# Given problem
Where does the string "anomaly" appear? Copy every line of the entries below that holds it.

# Records
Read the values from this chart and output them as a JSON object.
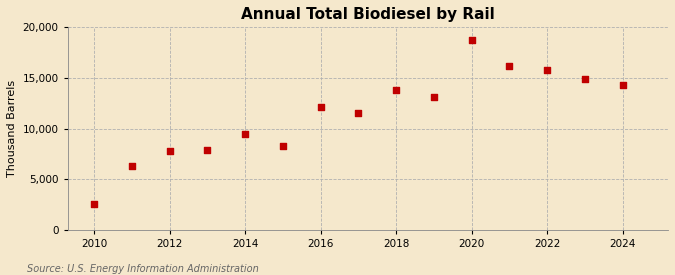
{
  "title": "Annual Total Biodiesel by Rail",
  "ylabel": "Thousand Barrels",
  "source": "Source: U.S. Energy Information Administration",
  "background_color": "#f5e8cc",
  "plot_bg_color": "#f5e8cc",
  "marker_color": "#c00000",
  "marker_size": 25,
  "years": [
    2010,
    2011,
    2012,
    2013,
    2014,
    2015,
    2016,
    2017,
    2018,
    2019,
    2020,
    2021,
    2022,
    2023,
    2024
  ],
  "values": [
    2500,
    6300,
    7800,
    7900,
    9500,
    8300,
    12100,
    11500,
    13800,
    13100,
    18700,
    16200,
    15800,
    14900,
    14300
  ],
  "ylim": [
    0,
    20000
  ],
  "yticks": [
    0,
    5000,
    10000,
    15000,
    20000
  ],
  "xticks": [
    2010,
    2012,
    2014,
    2016,
    2018,
    2020,
    2022,
    2024
  ],
  "xlim": [
    2009.3,
    2025.2
  ],
  "grid_color": "#b0b0b0",
  "grid_style": "--",
  "title_fontsize": 11,
  "label_fontsize": 8,
  "tick_fontsize": 7.5,
  "source_fontsize": 7
}
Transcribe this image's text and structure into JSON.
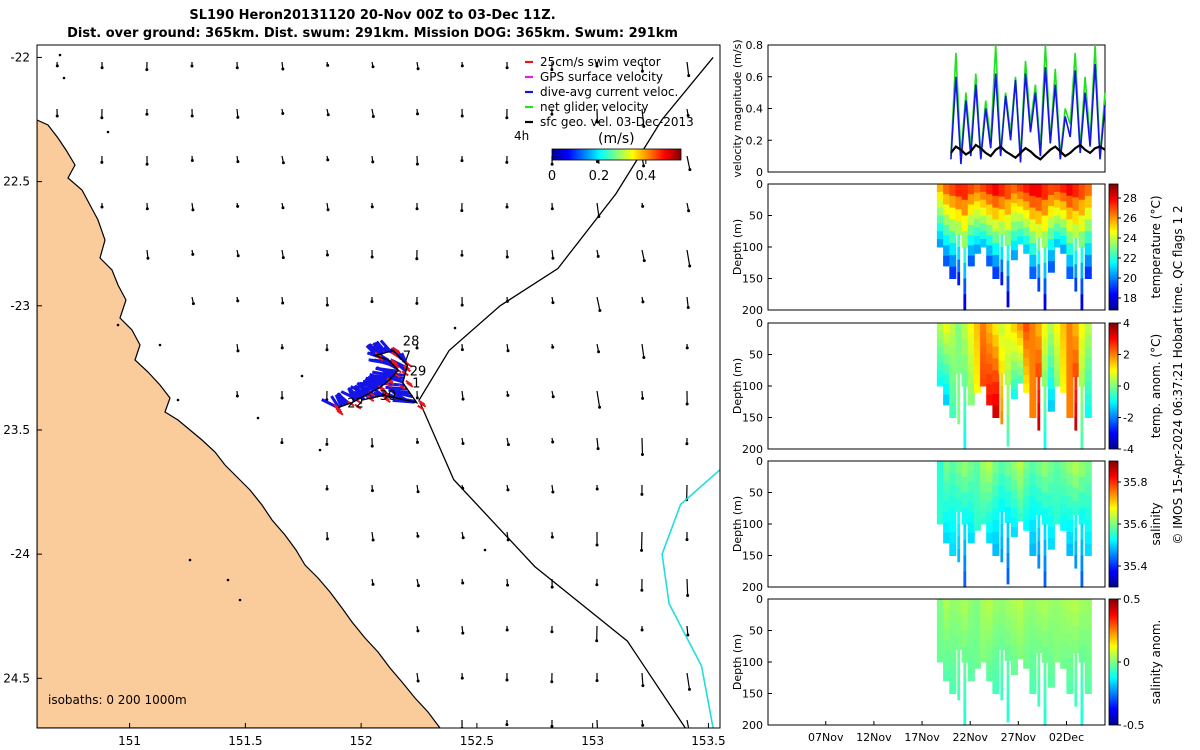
{
  "header": {
    "title_line1": "SL190 Heron20131120 20-Nov 00Z to 03-Dec 11Z.",
    "title_line2": "Dist. over ground: 365km. Dist. swum: 291km. Mission DOG: 365km. Swum: 291km"
  },
  "credit": "© IMOS 15-Apr-2024 06:37:21 Hobart time. QC flags 1  2",
  "colors": {
    "land": "#FACB9B",
    "cyan": "#22DDDD",
    "swim": "#E8141E",
    "gps": "#E020E0",
    "dive": "#1414E6",
    "net": "#21E021"
  },
  "chart_data": [
    {
      "type": "map",
      "name": "glider-track-map",
      "xlim": [
        150.6,
        153.55
      ],
      "ylim": [
        -24.7,
        -21.95
      ],
      "xticks": [
        151,
        151.5,
        152,
        152.5,
        153,
        153.5
      ],
      "xtick_labels": [
        "151",
        "151.5",
        "152",
        "152.5",
        "153",
        "153.5"
      ],
      "yticks": [
        -22,
        -22.5,
        -23,
        -23.5,
        -24,
        -24.5
      ],
      "ytick_labels": [
        "-22",
        "22.5",
        "-23",
        "23.5",
        "-24",
        "24.5"
      ],
      "legend": [
        {
          "label": "25cm/s swim vector",
          "color": "#E8141E"
        },
        {
          "label": "GPS surface velocity",
          "color": "#E020E0"
        },
        {
          "label": "dive-avg current veloc.",
          "color": "#1414E6"
        },
        {
          "label": "net glider velocity",
          "color": "#21E021"
        },
        {
          "label": "sfc geo. vel. 03-Dec-2013",
          "color": "#000000"
        }
      ],
      "legend_time_label": "4h",
      "colorbar": {
        "title": "(m/s)",
        "ticks": [
          0,
          0.2,
          0.4
        ],
        "tick_labels": [
          "0",
          "0.2",
          "0.4"
        ],
        "range": [
          0,
          0.55
        ]
      },
      "isobaths_label": "isobaths: 0   200  1000m",
      "track_day_labels": [
        {
          "text": "28",
          "lon": 152.18,
          "lat": -23.16
        },
        {
          "text": "7",
          "lon": 152.18,
          "lat": -23.22
        },
        {
          "text": "29",
          "lon": 152.21,
          "lat": -23.28
        },
        {
          "text": "1",
          "lon": 152.22,
          "lat": -23.33
        },
        {
          "text": "30",
          "lon": 152.08,
          "lat": -23.38
        },
        {
          "text": "22",
          "lon": 151.94,
          "lat": -23.41
        }
      ],
      "track_points": [
        [
          151.9,
          -23.41
        ],
        [
          151.96,
          -23.39
        ],
        [
          152.02,
          -23.36
        ],
        [
          152.08,
          -23.33
        ],
        [
          152.12,
          -23.3
        ],
        [
          152.16,
          -23.26
        ],
        [
          152.12,
          -23.22
        ],
        [
          152.06,
          -23.2
        ],
        [
          152.14,
          -23.18
        ],
        [
          152.2,
          -23.24
        ],
        [
          152.18,
          -23.31
        ],
        [
          152.24,
          -23.39
        ],
        [
          152.1,
          -23.36
        ],
        [
          152.0,
          -23.38
        ]
      ],
      "isobath_1000m": [
        [
          153.52,
          -22.0
        ],
        [
          153.3,
          -22.25
        ],
        [
          153.1,
          -22.55
        ],
        [
          152.85,
          -22.85
        ],
        [
          152.6,
          -23.0
        ],
        [
          152.38,
          -23.18
        ],
        [
          152.25,
          -23.38
        ],
        [
          152.4,
          -23.7
        ],
        [
          152.75,
          -24.05
        ],
        [
          153.15,
          -24.35
        ],
        [
          153.4,
          -24.7
        ]
      ],
      "cyan_contour": [
        [
          153.55,
          -23.66
        ],
        [
          153.38,
          -23.8
        ],
        [
          153.3,
          -24.0
        ],
        [
          153.33,
          -24.2
        ],
        [
          153.47,
          -24.45
        ],
        [
          153.52,
          -24.7
        ]
      ]
    },
    {
      "type": "line",
      "name": "velocity-magnitude",
      "ylabel": "velocity magnitude (m/s)",
      "ylim": [
        0,
        0.8
      ],
      "yticks": [
        0,
        0.2,
        0.4,
        0.6,
        0.8
      ],
      "ytick_labels": [
        "0",
        "0.2",
        "0.4",
        "0.6",
        "0.8"
      ],
      "x_range_days": [
        0,
        35
      ],
      "data_start_day": 19,
      "data_end_day": 35,
      "series": [
        {
          "name": "net glider velocity",
          "color": "#21E021",
          "values": [
            0.1,
            0.75,
            0.1,
            0.5,
            0.15,
            0.62,
            0.1,
            0.45,
            0.2,
            0.8,
            0.12,
            0.5,
            0.25,
            0.6,
            0.1,
            0.7,
            0.3,
            0.55,
            0.15,
            0.8,
            0.2,
            0.65,
            0.1,
            0.4,
            0.3,
            0.75,
            0.15,
            0.6,
            0.2,
            0.8,
            0.1,
            0.5
          ]
        },
        {
          "name": "dive-avg current veloc.",
          "color": "#1414E6",
          "values": [
            0.08,
            0.6,
            0.05,
            0.45,
            0.1,
            0.55,
            0.08,
            0.4,
            0.15,
            0.62,
            0.1,
            0.48,
            0.2,
            0.58,
            0.06,
            0.62,
            0.25,
            0.5,
            0.1,
            0.66,
            0.18,
            0.55,
            0.08,
            0.35,
            0.22,
            0.64,
            0.12,
            0.5,
            0.16,
            0.68,
            0.08,
            0.42
          ]
        },
        {
          "name": "sfc geo. vel.",
          "color": "#000000",
          "values": [
            0.12,
            0.16,
            0.14,
            0.11,
            0.13,
            0.17,
            0.15,
            0.12,
            0.1,
            0.14,
            0.16,
            0.13,
            0.11,
            0.09,
            0.12,
            0.15,
            0.13,
            0.1,
            0.08,
            0.11,
            0.14,
            0.16,
            0.13,
            0.1,
            0.12,
            0.15,
            0.17,
            0.14,
            0.12,
            0.15,
            0.16,
            0.14
          ]
        }
      ]
    },
    {
      "type": "heatmap",
      "name": "temperature-section",
      "ylabel": "Depth (m)",
      "cbar_label": "temperature (°C)",
      "ylim": [
        200,
        0
      ],
      "yticks": [
        0,
        50,
        100,
        150,
        200
      ],
      "ytick_labels": [
        "0",
        "50",
        "100",
        "150",
        "200"
      ],
      "cbar_range": [
        16.8,
        29.4
      ],
      "cbar_ticks": [
        18,
        20,
        22,
        24,
        26,
        28
      ],
      "cbar_tick_labels": [
        "18",
        "20",
        "22",
        "24",
        "26",
        "28"
      ],
      "colormap": "jet",
      "x_range_days": [
        0,
        35
      ],
      "data_start_day": 19,
      "profile_max_depth": [
        100,
        130,
        150,
        160,
        200,
        130,
        110,
        100,
        130,
        150,
        160,
        195,
        120,
        95,
        110,
        150,
        170,
        200,
        140,
        100,
        110,
        150,
        170,
        200,
        150
      ],
      "surface_values": [
        26,
        27,
        27.5,
        28,
        28,
        27.5,
        27,
        27.5,
        28,
        28.5,
        28,
        27.5,
        27,
        27.5,
        28,
        28.5,
        28.5,
        28,
        27.5,
        27.5,
        28,
        28.5,
        28,
        27.5,
        27
      ],
      "bottom_values": [
        20,
        19,
        18.5,
        18,
        17.5,
        19,
        20,
        20.5,
        19,
        18.5,
        18,
        17.5,
        20,
        21,
        20.5,
        19,
        18.5,
        17.5,
        19,
        20.5,
        20,
        19,
        18.5,
        17.5,
        18.5
      ]
    },
    {
      "type": "heatmap",
      "name": "temperature-anomaly-section",
      "ylabel": "Depth (m)",
      "cbar_label": "temp. anom. (°C)",
      "ylim": [
        200,
        0
      ],
      "yticks": [
        0,
        50,
        100,
        150,
        200
      ],
      "ytick_labels": [
        "0",
        "50",
        "100",
        "150",
        "200"
      ],
      "cbar_range": [
        -4,
        4
      ],
      "cbar_ticks": [
        -4,
        -2,
        0,
        2,
        4
      ],
      "cbar_tick_labels": [
        "-4",
        "-2",
        "0",
        "2",
        "4"
      ],
      "colormap": "jet",
      "x_range_days": [
        0,
        35
      ],
      "data_start_day": 19,
      "profile_max_depth": [
        100,
        130,
        150,
        160,
        200,
        130,
        110,
        100,
        130,
        150,
        160,
        195,
        120,
        95,
        110,
        150,
        170,
        200,
        140,
        100,
        110,
        150,
        170,
        200,
        150
      ],
      "surface_values": [
        0.5,
        1,
        0.5,
        0,
        0.5,
        1,
        1.5,
        2,
        1.5,
        1,
        0.5,
        1,
        1.5,
        2,
        2.5,
        2,
        1.5,
        1,
        0.5,
        1,
        1.5,
        2,
        1.5,
        1,
        0.5
      ],
      "bottom_values": [
        -1,
        -1.5,
        -0.5,
        0,
        -1,
        0,
        1,
        2.5,
        3,
        3.5,
        2,
        -0.5,
        -1,
        -0.5,
        1,
        2,
        3.5,
        -1,
        -1.5,
        0,
        1,
        2,
        3.5,
        -0.5,
        -1
      ]
    },
    {
      "type": "heatmap",
      "name": "salinity-section",
      "ylabel": "Depth (m)",
      "cbar_label": "salinity",
      "ylim": [
        200,
        0
      ],
      "yticks": [
        0,
        50,
        100,
        150,
        200
      ],
      "ytick_labels": [
        "0",
        "50",
        "100",
        "150",
        "200"
      ],
      "cbar_range": [
        35.3,
        35.9
      ],
      "cbar_ticks": [
        35.4,
        35.6,
        35.8
      ],
      "cbar_tick_labels": [
        "35.4",
        "35.6",
        "35.8"
      ],
      "colormap": "jet",
      "x_range_days": [
        0,
        35
      ],
      "data_start_day": 19,
      "profile_max_depth": [
        100,
        130,
        150,
        160,
        200,
        130,
        110,
        100,
        130,
        150,
        160,
        195,
        120,
        95,
        110,
        150,
        170,
        200,
        140,
        100,
        110,
        150,
        170,
        200,
        150
      ],
      "surface_values": [
        35.55,
        35.6,
        35.58,
        35.6,
        35.62,
        35.6,
        35.58,
        35.62,
        35.64,
        35.6,
        35.58,
        35.6,
        35.62,
        35.64,
        35.6,
        35.58,
        35.6,
        35.62,
        35.6,
        35.58,
        35.6,
        35.62,
        35.64,
        35.62,
        35.6
      ],
      "bottom_values": [
        35.55,
        35.5,
        35.5,
        35.48,
        35.42,
        35.5,
        35.55,
        35.55,
        35.5,
        35.48,
        35.46,
        35.42,
        35.5,
        35.55,
        35.52,
        35.48,
        35.45,
        35.42,
        35.5,
        35.55,
        35.52,
        35.48,
        35.45,
        35.42,
        35.5
      ]
    },
    {
      "type": "heatmap",
      "name": "salinity-anomaly-section",
      "ylabel": "Depth (m)",
      "cbar_label": "salinity anom.",
      "ylim": [
        200,
        0
      ],
      "yticks": [
        0,
        50,
        100,
        150,
        200
      ],
      "ytick_labels": [
        "0",
        "50",
        "100",
        "150",
        "200"
      ],
      "cbar_range": [
        -0.5,
        0.5
      ],
      "cbar_ticks": [
        -0.5,
        0,
        0.5
      ],
      "cbar_tick_labels": [
        "-0.5",
        "0",
        "0.5"
      ],
      "colormap": "jet",
      "x_range_days": [
        0,
        35
      ],
      "data_start_day": 19,
      "profile_max_depth": [
        100,
        130,
        150,
        160,
        200,
        130,
        110,
        100,
        130,
        150,
        160,
        195,
        120,
        95,
        110,
        150,
        170,
        200,
        140,
        100,
        110,
        150,
        170,
        200,
        150
      ],
      "surface_values": [
        0.0,
        0.05,
        0.02,
        0.03,
        0.05,
        0.02,
        0.0,
        0.04,
        0.06,
        0.03,
        0.02,
        0.04,
        0.05,
        0.06,
        0.03,
        0.02,
        0.04,
        0.05,
        0.03,
        0.02,
        0.04,
        0.05,
        0.06,
        0.04,
        0.03
      ],
      "bottom_values": [
        -0.02,
        -0.05,
        -0.05,
        -0.06,
        -0.1,
        -0.04,
        -0.02,
        0.0,
        -0.04,
        -0.06,
        -0.07,
        -0.1,
        -0.03,
        0.0,
        -0.02,
        -0.05,
        -0.07,
        -0.1,
        -0.04,
        0.0,
        -0.02,
        -0.05,
        -0.07,
        -0.1,
        -0.04
      ],
      "xticks_days": [
        6,
        11,
        16,
        21,
        26,
        31
      ],
      "xtick_labels": [
        "07Nov",
        "12Nov",
        "17Nov",
        "22Nov",
        "27Nov",
        "02Dec"
      ]
    }
  ]
}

# Answer
      "name": "temperature-anomaly-section",
      "name": "salinity-anomaly-section",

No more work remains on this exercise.